## WORK REQUIRED
Check each line of the entries below for the string "prix"; copy every line where it appears.

** start of SUPPLIED RECORDS **

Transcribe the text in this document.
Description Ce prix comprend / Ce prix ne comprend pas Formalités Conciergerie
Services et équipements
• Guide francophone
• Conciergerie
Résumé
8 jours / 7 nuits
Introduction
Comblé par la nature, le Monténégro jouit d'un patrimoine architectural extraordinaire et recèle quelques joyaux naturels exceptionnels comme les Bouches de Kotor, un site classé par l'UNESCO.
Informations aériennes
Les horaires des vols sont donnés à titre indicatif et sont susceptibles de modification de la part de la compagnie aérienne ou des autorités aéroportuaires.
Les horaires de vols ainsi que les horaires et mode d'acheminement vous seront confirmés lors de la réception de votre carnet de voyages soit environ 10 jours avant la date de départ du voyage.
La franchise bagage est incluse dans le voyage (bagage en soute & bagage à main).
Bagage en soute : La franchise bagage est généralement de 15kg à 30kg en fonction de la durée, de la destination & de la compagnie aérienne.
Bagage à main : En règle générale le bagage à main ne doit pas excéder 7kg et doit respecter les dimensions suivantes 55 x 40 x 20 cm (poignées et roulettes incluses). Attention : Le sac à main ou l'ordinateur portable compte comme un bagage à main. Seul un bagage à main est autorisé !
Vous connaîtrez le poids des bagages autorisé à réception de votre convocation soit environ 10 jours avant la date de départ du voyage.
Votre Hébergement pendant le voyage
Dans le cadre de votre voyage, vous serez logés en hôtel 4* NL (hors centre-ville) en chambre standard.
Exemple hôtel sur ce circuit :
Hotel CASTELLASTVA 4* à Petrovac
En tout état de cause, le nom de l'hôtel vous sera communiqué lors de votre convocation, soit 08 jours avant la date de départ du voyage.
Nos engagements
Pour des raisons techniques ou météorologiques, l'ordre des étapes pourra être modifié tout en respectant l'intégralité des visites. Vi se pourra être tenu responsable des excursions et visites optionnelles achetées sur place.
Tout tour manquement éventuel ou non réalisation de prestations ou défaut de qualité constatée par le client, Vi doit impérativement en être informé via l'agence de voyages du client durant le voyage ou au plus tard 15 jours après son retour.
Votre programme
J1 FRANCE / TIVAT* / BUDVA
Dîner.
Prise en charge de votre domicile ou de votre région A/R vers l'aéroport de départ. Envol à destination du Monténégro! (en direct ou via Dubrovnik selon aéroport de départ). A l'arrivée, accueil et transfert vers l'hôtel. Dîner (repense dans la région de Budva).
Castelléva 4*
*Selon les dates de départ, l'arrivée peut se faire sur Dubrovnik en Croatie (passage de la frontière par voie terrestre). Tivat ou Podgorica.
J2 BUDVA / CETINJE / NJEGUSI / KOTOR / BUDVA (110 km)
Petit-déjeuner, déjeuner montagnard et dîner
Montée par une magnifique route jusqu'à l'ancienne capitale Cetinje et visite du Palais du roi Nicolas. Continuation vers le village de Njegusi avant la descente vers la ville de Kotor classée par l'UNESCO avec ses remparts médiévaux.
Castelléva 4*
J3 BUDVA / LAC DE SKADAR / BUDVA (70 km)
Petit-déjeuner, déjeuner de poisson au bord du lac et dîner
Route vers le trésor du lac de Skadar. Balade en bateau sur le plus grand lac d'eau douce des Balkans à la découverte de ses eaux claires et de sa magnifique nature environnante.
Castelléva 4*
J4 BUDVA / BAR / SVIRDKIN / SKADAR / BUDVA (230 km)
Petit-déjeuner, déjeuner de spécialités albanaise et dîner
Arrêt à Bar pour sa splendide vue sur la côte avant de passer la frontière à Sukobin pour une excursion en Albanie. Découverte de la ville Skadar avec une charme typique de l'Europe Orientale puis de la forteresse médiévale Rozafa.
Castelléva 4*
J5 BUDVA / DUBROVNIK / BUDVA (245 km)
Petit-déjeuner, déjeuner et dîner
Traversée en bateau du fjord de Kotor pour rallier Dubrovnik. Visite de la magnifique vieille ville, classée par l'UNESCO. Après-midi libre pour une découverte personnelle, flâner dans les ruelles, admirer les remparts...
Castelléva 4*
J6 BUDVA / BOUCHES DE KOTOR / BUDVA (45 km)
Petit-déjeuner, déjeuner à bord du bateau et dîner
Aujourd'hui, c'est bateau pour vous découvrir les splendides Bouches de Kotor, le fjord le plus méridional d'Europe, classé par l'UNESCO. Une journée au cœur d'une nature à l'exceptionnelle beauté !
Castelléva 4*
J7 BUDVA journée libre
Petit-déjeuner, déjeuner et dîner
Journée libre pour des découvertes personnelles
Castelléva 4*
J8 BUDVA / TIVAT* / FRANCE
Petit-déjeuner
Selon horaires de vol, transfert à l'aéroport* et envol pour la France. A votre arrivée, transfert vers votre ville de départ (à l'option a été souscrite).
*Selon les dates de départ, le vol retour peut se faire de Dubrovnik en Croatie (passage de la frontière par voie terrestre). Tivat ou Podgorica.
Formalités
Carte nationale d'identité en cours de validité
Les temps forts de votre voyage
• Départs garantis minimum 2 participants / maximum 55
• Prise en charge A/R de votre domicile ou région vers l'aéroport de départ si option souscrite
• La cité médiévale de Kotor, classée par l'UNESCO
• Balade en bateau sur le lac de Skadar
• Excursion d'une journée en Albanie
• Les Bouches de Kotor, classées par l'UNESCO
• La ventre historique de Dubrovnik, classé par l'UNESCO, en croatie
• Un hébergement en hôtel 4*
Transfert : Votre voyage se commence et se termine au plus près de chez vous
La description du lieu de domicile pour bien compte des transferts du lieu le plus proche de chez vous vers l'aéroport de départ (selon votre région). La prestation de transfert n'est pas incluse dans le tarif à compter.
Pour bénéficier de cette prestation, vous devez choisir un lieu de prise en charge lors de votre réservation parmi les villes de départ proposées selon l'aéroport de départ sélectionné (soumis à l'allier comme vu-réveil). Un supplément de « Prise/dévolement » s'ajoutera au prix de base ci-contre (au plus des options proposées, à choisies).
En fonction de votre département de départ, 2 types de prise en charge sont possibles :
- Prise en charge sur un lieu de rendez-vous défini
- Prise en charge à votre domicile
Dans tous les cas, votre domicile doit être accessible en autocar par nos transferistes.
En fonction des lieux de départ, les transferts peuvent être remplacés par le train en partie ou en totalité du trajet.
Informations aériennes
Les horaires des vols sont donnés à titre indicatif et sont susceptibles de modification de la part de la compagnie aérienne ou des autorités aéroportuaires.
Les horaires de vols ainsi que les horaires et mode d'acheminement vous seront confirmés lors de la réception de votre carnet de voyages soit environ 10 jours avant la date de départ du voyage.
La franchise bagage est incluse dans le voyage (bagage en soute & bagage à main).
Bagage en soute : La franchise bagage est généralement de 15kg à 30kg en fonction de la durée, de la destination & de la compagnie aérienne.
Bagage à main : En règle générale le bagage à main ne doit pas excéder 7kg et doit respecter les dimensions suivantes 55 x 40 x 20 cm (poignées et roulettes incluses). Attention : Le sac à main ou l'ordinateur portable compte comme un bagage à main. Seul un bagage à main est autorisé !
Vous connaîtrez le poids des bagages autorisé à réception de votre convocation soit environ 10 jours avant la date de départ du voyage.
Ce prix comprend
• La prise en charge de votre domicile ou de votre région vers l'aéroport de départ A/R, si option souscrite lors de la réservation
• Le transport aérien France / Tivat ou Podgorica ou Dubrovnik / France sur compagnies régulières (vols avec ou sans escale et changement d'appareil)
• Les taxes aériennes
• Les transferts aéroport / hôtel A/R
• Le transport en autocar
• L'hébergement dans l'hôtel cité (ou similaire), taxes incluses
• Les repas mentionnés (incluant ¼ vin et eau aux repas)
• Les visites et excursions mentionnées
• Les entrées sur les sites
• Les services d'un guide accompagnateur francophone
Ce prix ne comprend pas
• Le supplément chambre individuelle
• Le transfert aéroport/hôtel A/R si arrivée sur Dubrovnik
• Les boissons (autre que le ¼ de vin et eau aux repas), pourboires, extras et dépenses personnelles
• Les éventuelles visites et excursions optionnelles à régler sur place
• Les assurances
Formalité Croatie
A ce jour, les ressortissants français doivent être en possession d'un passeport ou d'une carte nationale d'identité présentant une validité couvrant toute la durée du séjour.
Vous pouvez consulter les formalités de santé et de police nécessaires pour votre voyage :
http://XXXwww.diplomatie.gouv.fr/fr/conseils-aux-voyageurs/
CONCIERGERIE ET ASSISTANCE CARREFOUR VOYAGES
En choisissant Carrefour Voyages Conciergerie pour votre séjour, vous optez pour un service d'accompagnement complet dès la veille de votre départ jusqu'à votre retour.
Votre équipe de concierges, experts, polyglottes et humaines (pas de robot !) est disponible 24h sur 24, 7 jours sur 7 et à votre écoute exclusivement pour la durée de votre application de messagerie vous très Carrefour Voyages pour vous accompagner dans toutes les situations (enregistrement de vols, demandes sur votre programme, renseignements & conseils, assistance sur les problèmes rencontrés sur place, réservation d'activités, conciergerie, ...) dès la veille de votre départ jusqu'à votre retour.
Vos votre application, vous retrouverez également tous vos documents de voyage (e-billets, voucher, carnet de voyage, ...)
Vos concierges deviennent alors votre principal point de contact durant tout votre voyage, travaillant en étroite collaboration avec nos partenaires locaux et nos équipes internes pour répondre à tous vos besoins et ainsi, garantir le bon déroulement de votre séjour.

** end of SUPPLIED RECORDS **

## TASK RESULT
Description Ce prix comprend / Ce prix ne comprend pas Formalités Conciergerie
Pour bénéficier de cette prestation, vous devez choisir un lieu de prise en charge lors de votre réservation parmi les villes de départ proposées selon l'aéroport de départ sélectionné (soumis à l'allier comme vu-réveil). Un supplément de « Prise/dévolement » s'ajoutera au prix de base ci-contre (au plus des options proposées, à choisies).
Ce prix comprend
Ce prix ne comprend pas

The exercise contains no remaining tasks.